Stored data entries
----------
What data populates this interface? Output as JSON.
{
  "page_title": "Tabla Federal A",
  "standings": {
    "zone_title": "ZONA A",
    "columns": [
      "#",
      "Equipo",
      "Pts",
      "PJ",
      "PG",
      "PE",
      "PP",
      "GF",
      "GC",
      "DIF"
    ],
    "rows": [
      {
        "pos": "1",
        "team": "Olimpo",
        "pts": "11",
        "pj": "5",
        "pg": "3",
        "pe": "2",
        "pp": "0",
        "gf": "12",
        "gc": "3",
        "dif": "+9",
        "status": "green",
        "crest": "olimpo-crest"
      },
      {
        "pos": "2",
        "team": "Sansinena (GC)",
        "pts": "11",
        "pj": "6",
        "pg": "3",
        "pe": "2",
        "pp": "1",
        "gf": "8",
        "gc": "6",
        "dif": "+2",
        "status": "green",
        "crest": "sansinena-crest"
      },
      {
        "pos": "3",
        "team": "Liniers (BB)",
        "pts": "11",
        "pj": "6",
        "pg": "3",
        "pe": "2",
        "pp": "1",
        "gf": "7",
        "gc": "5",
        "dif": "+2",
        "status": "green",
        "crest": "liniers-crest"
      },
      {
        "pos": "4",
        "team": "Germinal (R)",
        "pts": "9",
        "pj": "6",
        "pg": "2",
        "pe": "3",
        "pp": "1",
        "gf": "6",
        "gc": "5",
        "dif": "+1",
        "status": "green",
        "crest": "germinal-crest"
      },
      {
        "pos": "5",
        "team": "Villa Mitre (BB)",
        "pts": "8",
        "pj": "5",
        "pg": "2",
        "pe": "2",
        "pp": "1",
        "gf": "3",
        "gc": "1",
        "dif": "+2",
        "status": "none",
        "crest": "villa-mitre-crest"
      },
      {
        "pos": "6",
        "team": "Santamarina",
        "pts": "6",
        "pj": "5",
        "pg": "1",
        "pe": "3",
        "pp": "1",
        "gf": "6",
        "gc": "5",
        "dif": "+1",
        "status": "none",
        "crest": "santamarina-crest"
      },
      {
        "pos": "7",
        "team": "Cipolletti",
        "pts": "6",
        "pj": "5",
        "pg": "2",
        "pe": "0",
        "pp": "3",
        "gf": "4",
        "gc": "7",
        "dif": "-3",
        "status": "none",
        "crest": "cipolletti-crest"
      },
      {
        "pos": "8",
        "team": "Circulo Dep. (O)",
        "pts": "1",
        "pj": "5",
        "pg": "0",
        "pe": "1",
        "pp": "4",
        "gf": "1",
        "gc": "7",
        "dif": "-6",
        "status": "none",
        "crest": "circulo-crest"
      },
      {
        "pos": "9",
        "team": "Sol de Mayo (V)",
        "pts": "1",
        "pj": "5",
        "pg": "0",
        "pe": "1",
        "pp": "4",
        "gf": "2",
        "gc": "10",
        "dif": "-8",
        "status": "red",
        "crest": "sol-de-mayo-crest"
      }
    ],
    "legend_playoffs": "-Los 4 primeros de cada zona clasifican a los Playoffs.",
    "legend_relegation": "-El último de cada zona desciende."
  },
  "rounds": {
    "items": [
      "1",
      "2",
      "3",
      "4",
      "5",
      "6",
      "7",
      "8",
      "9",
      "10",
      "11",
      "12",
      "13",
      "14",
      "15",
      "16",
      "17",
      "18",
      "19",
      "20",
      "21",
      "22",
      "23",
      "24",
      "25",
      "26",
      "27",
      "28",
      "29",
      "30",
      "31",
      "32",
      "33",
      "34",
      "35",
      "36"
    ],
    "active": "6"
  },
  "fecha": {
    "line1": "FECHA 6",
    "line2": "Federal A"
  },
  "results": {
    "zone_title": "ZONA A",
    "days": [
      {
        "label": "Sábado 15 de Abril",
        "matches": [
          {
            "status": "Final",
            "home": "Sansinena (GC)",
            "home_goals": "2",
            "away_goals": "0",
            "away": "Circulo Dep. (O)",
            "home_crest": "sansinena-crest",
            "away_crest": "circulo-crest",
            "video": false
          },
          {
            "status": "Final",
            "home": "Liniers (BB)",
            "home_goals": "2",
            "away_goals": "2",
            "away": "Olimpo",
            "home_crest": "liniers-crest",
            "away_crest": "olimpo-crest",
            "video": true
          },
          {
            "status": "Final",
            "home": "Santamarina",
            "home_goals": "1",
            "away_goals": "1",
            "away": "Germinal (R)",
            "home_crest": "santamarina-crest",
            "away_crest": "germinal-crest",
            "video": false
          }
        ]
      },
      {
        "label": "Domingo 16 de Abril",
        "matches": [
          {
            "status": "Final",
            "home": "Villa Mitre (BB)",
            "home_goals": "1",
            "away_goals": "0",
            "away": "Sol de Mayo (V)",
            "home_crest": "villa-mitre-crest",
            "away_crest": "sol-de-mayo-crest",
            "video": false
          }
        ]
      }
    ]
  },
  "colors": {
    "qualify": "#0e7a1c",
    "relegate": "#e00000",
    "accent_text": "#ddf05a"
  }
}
----------
## [Exercise instructions]
Repeat the records above exactly, leaving none out.

## [Solution for this problem]
What data populates this interface? Output as JSON.
{
  "page_title": "Tabla Federal A",
  "standings": {
    "zone_title": "ZONA A",
    "columns": [
      "#",
      "Equipo",
      "Pts",
      "PJ",
      "PG",
      "PE",
      "PP",
      "GF",
      "GC",
      "DIF"
    ],
    "rows": [
      {
        "pos": "1",
        "team": "Olimpo",
        "pts": "11",
        "pj": "5",
        "pg": "3",
        "pe": "2",
        "pp": "0",
        "gf": "12",
        "gc": "3",
        "dif": "+9",
        "status": "green",
        "crest": "olimpo-crest"
      },
      {
        "pos": "2",
        "team": "Sansinena (GC)",
        "pts": "11",
        "pj": "6",
        "pg": "3",
        "pe": "2",
        "pp": "1",
        "gf": "8",
        "gc": "6",
        "dif": "+2",
        "status": "green",
        "crest": "sansinena-crest"
      },
      {
        "pos": "3",
        "team": "Liniers (BB)",
        "pts": "11",
        "pj": "6",
        "pg": "3",
        "pe": "2",
        "pp": "1",
        "gf": "7",
        "gc": "5",
        "dif": "+2",
        "status": "green",
        "crest": "liniers-crest"
      },
      {
        "pos": "4",
        "team": "Germinal (R)",
        "pts": "9",
        "pj": "6",
        "pg": "2",
        "pe": "3",
        "pp": "1",
        "gf": "6",
        "gc": "5",
        "dif": "+1",
        "status": "green",
        "crest": "germinal-crest"
      },
      {
        "pos": "5",
        "team": "Villa Mitre (BB)",
        "pts": "8",
        "pj": "5",
        "pg": "2",
        "pe": "2",
        "pp": "1",
        "gf": "3",
        "gc": "1",
        "dif": "+2",
        "status": "none",
        "crest": "villa-mitre-crest"
      },
      {
        "pos": "6",
        "team": "Santamarina",
        "pts": "6",
        "pj": "5",
        "pg": "1",
        "pe": "3",
        "pp": "1",
        "gf": "6",
        "gc": "5",
        "dif": "+1",
        "status": "none",
        "crest": "santamarina-crest"
      },
      {
        "pos": "7",
        "team": "Cipolletti",
        "pts": "6",
        "pj": "5",
        "pg": "2",
        "pe": "0",
        "pp": "3",
        "gf": "4",
        "gc": "7",
        "dif": "-3",
        "status": "none",
        "crest": "cipolletti-crest"
      },
      {
        "pos": "8",
        "team": "Circulo Dep. (O)",
        "pts": "1",
        "pj": "5",
        "pg": "0",
        "pe": "1",
        "pp": "4",
        "gf": "1",
        "gc": "7",
        "dif": "-6",
        "status": "none",
        "crest": "circulo-crest"
      },
      {
        "pos": "9",
        "team": "Sol de Mayo (V)",
        "pts": "1",
        "pj": "5",
        "pg": "0",
        "pe": "1",
        "pp": "4",
        "gf": "2",
        "gc": "10",
        "dif": "-8",
        "status": "red",
        "crest": "sol-de-mayo-crest"
      }
    ],
    "legend_playoffs": "-Los 4 primeros de cada zona clasifican a los Playoffs.",
    "legend_relegation": "-El último de cada zona desciende."
  },
  "rounds": {
    "items": [
      "1",
      "2",
      "3",
      "4",
      "5",
      "6",
      "7",
      "8",
      "9",
      "10",
      "11",
      "12",
      "13",
      "14",
      "15",
      "16",
      "17",
      "18",
      "19",
      "20",
      "21",
      "22",
      "23",
      "24",
      "25",
      "26",
      "27",
      "28",
      "29",
      "30",
      "31",
      "32",
      "33",
      "34",
      "35",
      "36"
    ],
    "active": "6"
  },
  "fecha": {
    "line1": "FECHA 6",
    "line2": "Federal A"
  },
  "results": {
    "zone_title": "ZONA A",
    "days": [
      {
        "label": "Sábado 15 de Abril",
        "matches": [
          {
            "status": "Final",
            "home": "Sansinena (GC)",
            "home_goals": "2",
            "away_goals": "0",
            "away": "Circulo Dep. (O)",
            "home_crest": "sansinena-crest",
            "away_crest": "circulo-crest",
            "video": false
          },
          {
            "status": "Final",
            "home": "Liniers (BB)",
            "home_goals": "2",
            "away_goals": "2",
            "away": "Olimpo",
            "home_crest": "liniers-crest",
            "away_crest": "olimpo-crest",
            "video": true
          },
          {
            "status": "Final",
            "home": "Santamarina",
            "home_goals": "1",
            "away_goals": "1",
            "away": "Germinal (R)",
            "home_crest": "santamarina-crest",
            "away_crest": "germinal-crest",
            "video": false
          }
        ]
      },
      {
        "label": "Domingo 16 de Abril",
        "matches": [
          {
            "status": "Final",
            "home": "Villa Mitre (BB)",
            "home_goals": "1",
            "away_goals": "0",
            "away": "Sol de Mayo (V)",
            "home_crest": "villa-mitre-crest",
            "away_crest": "sol-de-mayo-crest",
            "video": false
          }
        ]
      }
    ]
  },
  "colors": {
    "qualify": "#0e7a1c",
    "relegate": "#e00000",
    "accent_text": "#ddf05a"
  }
}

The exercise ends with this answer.